- _WHAT YOU SHOULD DO_
Among the lines below, list those containing the string "REATTIVA".

- _SOURCE MATERIAL_
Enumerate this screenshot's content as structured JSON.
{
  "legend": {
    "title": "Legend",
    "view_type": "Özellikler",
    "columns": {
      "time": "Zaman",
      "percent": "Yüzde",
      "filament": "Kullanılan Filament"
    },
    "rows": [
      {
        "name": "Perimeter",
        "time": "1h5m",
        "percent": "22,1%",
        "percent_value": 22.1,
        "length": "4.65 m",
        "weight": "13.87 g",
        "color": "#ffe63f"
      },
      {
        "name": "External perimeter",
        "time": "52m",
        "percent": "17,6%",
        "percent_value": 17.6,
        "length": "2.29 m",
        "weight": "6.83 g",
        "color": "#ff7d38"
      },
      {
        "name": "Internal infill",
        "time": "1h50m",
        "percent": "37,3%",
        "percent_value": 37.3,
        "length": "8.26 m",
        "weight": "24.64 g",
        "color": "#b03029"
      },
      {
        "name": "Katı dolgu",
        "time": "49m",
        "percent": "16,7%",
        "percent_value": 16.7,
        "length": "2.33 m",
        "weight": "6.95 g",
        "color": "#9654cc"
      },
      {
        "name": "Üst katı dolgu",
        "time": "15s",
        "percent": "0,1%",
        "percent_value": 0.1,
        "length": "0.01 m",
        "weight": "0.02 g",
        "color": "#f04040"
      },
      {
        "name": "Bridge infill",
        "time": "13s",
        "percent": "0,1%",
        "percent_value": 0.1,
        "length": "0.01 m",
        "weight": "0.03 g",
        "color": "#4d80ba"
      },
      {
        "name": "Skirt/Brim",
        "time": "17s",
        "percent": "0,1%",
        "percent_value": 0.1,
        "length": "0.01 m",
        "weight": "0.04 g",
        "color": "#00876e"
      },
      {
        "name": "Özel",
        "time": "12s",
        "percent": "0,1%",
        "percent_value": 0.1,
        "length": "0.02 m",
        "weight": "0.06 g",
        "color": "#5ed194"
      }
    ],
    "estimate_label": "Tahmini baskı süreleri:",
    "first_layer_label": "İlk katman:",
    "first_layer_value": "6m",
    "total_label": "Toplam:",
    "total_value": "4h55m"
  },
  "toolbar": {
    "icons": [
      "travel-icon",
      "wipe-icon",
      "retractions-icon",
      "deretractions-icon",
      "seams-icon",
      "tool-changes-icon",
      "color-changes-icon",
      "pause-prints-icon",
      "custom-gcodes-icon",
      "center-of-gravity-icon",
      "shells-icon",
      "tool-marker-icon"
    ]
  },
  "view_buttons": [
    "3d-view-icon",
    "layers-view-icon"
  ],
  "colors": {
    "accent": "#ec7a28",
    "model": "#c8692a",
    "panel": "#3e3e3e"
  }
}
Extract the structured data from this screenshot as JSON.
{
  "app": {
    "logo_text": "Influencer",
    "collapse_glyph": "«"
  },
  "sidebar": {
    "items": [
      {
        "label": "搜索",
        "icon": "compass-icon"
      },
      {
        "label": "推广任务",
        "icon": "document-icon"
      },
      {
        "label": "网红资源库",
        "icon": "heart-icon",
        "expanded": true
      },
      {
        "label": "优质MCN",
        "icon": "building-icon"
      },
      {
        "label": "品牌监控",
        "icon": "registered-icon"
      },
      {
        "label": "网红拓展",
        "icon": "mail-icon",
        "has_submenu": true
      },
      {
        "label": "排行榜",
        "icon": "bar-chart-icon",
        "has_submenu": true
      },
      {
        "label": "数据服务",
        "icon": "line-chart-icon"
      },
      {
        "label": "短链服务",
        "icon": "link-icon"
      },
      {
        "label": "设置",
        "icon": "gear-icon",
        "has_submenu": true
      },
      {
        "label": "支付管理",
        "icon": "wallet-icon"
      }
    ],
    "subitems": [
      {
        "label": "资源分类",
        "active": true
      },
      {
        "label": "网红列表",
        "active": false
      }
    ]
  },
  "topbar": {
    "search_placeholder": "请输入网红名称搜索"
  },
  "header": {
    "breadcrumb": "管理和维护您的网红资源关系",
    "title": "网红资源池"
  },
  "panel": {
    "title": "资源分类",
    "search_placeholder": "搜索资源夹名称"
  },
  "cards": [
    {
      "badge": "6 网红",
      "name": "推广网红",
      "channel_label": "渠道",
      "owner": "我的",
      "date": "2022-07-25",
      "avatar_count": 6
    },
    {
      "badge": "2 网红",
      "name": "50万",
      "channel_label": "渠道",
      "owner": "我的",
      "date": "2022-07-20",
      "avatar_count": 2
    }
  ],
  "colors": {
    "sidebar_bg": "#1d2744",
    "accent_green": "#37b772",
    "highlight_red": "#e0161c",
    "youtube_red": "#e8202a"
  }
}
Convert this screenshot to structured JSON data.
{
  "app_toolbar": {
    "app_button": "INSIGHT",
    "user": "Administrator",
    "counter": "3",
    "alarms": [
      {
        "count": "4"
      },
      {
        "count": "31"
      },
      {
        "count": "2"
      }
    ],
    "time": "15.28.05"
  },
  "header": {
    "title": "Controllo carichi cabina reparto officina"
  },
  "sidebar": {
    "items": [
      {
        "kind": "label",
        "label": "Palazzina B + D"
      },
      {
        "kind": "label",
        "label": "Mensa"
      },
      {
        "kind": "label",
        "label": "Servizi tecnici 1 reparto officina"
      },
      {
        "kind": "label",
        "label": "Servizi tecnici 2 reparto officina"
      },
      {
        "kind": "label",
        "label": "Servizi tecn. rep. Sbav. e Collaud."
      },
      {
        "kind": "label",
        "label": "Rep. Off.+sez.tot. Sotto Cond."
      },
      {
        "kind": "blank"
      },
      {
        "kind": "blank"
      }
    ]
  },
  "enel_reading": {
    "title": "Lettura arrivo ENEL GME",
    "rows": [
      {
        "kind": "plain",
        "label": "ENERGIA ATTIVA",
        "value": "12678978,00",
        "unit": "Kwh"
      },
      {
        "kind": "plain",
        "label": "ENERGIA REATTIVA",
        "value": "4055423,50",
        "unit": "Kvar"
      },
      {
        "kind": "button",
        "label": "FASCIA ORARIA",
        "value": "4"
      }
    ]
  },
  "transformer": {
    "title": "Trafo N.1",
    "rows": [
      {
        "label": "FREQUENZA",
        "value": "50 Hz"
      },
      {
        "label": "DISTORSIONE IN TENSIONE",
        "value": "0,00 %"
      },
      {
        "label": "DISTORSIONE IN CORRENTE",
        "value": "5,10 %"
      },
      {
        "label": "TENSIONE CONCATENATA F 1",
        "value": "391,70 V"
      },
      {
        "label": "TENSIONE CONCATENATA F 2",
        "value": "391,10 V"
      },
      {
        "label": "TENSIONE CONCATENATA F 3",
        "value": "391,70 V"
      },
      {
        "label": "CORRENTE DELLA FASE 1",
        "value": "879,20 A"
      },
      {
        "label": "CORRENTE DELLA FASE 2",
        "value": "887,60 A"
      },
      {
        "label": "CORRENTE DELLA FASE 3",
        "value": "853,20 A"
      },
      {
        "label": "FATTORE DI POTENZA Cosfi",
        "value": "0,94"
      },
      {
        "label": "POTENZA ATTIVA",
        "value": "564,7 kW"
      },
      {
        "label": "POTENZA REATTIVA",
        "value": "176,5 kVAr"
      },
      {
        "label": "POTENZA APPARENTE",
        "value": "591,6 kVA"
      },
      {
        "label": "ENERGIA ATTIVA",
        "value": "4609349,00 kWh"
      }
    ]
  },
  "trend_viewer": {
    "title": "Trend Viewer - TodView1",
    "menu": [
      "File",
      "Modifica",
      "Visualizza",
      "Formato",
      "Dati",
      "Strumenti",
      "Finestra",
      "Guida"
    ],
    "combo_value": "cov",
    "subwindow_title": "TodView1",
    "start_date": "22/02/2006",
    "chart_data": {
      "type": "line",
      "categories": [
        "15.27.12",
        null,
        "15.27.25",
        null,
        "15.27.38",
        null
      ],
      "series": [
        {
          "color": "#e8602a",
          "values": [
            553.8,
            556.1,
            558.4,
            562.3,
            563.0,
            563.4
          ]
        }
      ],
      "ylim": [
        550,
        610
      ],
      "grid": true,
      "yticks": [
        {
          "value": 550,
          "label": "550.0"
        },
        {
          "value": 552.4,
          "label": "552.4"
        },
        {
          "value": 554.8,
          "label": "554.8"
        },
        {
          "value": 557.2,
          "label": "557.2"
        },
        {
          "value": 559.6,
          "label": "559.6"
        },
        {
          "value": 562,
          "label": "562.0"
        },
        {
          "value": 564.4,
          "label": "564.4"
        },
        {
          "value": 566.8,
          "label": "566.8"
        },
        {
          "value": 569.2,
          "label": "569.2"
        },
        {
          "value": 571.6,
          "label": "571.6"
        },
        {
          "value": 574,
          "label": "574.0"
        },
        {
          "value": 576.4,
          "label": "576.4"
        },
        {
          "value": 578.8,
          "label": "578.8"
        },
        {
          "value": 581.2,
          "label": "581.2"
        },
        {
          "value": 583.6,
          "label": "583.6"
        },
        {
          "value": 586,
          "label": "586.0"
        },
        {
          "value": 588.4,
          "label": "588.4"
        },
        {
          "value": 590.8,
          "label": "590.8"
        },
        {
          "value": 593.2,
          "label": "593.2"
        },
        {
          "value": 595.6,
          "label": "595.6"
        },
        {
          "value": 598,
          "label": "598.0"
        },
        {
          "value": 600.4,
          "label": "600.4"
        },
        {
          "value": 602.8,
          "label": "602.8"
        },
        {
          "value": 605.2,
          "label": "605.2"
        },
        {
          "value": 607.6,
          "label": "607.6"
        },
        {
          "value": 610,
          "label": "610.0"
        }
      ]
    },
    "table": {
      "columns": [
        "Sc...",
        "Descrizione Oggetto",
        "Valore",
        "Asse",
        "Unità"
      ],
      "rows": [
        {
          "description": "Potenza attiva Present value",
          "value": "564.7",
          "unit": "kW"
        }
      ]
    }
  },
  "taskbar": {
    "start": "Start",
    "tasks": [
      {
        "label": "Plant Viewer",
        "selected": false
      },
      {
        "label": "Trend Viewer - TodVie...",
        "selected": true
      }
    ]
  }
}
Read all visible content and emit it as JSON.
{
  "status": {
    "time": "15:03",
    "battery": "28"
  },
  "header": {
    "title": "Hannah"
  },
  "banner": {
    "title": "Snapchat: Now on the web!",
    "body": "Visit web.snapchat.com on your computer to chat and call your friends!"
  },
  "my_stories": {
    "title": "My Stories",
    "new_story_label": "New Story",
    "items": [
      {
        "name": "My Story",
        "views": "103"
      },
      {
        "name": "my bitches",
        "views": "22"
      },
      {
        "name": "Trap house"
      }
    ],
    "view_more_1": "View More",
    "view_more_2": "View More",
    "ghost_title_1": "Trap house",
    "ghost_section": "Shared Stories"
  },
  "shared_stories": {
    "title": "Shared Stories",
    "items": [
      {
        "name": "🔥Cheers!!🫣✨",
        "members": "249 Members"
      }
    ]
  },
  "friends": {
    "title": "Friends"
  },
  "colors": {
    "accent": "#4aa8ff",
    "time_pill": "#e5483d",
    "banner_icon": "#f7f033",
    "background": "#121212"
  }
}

- _EXPECTED OUTPUT_
        "label": "ENERGIA REATTIVA",
        "label": "POTENZA REATTIVA",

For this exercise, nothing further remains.